━━ Data excerpts
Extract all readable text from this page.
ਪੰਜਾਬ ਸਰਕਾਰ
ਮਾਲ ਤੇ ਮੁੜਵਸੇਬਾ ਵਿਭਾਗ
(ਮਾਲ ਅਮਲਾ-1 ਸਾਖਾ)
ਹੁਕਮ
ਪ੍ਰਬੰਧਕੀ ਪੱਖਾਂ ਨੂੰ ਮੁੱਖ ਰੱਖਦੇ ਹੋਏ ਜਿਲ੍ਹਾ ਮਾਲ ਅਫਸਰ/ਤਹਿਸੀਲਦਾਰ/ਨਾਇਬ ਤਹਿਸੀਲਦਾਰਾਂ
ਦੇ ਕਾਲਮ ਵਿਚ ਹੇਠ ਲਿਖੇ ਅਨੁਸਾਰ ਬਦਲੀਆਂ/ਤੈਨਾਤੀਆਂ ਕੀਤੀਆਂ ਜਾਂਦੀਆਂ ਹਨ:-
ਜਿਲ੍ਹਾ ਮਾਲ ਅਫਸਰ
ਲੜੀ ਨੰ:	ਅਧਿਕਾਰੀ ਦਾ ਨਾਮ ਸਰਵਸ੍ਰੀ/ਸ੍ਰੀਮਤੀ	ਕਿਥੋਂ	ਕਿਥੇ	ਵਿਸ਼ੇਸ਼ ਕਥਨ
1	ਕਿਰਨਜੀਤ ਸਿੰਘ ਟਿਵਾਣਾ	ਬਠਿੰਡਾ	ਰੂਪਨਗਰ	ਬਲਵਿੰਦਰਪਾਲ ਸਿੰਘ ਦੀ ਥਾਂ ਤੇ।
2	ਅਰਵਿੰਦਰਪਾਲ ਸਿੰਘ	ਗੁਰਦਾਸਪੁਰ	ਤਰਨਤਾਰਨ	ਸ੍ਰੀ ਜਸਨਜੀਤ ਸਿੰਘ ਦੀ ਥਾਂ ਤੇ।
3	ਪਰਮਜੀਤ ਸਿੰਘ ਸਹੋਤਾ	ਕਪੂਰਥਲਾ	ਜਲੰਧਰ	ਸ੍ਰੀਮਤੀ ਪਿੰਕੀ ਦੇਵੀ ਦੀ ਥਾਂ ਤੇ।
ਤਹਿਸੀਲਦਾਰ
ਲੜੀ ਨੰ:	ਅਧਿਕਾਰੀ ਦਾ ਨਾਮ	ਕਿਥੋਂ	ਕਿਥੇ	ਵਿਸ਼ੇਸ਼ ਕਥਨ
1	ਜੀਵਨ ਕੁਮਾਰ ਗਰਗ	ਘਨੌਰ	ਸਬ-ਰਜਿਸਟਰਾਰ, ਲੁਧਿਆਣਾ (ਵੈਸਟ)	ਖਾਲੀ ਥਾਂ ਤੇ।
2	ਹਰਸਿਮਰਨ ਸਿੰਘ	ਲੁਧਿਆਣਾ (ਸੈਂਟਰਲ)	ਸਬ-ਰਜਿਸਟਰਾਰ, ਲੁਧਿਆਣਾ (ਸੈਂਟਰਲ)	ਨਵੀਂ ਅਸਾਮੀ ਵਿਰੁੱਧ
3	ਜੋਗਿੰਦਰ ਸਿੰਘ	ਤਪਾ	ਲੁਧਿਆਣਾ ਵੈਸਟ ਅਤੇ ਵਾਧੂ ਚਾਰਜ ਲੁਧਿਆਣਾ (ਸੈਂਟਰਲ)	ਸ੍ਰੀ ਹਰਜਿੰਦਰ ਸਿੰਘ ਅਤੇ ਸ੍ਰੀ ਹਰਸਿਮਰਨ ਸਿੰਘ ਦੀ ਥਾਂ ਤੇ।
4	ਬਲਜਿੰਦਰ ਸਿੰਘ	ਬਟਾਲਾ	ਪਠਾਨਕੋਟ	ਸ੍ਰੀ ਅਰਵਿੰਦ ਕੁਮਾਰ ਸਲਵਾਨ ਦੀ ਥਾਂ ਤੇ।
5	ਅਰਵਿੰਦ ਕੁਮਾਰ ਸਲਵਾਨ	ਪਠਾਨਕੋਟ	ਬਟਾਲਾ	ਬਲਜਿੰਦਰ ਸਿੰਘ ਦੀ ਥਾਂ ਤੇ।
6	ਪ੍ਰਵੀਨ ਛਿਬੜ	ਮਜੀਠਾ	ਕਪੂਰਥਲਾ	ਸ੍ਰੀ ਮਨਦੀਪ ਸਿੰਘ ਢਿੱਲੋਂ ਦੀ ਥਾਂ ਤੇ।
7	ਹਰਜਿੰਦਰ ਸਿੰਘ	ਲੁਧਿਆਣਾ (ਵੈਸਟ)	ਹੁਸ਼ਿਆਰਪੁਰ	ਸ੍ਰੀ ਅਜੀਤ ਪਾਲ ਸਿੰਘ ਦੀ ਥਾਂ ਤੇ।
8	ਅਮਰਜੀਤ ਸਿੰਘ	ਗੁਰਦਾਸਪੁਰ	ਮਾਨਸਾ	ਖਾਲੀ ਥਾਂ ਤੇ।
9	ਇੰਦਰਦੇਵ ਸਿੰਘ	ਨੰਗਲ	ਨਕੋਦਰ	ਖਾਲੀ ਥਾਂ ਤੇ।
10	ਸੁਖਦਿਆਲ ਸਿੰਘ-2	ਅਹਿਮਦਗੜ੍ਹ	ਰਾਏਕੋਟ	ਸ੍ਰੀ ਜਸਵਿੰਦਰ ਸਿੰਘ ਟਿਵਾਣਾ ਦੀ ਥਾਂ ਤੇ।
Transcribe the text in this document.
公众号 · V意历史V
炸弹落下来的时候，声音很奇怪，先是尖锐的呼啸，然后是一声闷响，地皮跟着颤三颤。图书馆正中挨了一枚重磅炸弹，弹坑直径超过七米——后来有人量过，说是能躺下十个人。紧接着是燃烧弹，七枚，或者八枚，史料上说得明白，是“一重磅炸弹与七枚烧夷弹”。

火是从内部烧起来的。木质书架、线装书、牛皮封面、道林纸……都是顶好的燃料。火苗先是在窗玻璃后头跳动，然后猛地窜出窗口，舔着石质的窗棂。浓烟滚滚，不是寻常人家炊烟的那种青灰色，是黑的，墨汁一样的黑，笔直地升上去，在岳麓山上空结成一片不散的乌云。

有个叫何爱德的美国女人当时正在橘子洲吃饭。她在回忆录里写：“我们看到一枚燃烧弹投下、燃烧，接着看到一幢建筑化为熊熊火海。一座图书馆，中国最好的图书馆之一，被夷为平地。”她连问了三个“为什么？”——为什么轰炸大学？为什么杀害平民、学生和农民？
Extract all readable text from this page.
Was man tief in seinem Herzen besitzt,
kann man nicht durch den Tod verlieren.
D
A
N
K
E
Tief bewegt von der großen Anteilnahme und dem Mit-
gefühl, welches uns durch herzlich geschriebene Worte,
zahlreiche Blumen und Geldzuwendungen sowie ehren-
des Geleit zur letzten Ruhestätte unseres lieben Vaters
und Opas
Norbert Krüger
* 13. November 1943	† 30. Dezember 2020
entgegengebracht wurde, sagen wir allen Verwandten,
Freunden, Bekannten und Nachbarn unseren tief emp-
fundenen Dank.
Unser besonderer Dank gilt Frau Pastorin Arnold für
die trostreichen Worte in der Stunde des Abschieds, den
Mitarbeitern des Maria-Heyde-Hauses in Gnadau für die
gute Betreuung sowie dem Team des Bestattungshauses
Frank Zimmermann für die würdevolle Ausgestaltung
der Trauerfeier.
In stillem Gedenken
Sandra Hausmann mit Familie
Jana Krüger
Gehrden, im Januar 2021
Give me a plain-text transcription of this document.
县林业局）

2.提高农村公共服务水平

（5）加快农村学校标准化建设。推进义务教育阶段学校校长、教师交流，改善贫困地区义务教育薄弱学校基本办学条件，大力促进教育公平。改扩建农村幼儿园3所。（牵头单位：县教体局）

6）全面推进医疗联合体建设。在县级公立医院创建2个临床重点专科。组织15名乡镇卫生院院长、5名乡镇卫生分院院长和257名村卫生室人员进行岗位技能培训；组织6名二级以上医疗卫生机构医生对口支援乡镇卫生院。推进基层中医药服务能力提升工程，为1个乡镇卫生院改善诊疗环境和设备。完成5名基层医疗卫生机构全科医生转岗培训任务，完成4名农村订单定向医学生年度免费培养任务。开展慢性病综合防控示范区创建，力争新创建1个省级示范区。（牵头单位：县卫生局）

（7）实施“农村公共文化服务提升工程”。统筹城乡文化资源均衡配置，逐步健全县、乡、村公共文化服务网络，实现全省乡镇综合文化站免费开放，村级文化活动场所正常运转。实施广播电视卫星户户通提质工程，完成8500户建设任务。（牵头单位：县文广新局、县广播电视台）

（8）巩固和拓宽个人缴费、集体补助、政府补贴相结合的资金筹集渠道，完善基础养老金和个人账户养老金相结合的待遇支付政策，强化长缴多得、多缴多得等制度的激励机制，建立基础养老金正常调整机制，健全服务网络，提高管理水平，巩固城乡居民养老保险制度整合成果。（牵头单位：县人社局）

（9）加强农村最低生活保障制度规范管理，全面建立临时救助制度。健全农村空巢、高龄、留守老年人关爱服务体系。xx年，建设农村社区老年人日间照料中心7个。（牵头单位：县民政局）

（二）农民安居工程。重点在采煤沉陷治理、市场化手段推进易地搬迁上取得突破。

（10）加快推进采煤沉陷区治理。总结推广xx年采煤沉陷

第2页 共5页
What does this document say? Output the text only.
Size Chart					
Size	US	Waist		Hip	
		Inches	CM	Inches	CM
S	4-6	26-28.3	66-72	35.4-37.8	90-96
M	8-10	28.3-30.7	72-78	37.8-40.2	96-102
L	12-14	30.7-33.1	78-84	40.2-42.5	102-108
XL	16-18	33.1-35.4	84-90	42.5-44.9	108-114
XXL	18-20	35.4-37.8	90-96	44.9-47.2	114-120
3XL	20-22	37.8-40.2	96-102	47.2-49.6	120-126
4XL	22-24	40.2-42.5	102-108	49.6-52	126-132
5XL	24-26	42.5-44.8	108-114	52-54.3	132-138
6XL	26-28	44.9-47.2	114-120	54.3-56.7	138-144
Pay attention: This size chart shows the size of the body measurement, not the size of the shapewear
━━━━
What is the number of lines in these records that contain "text"? Reply with the number only.

5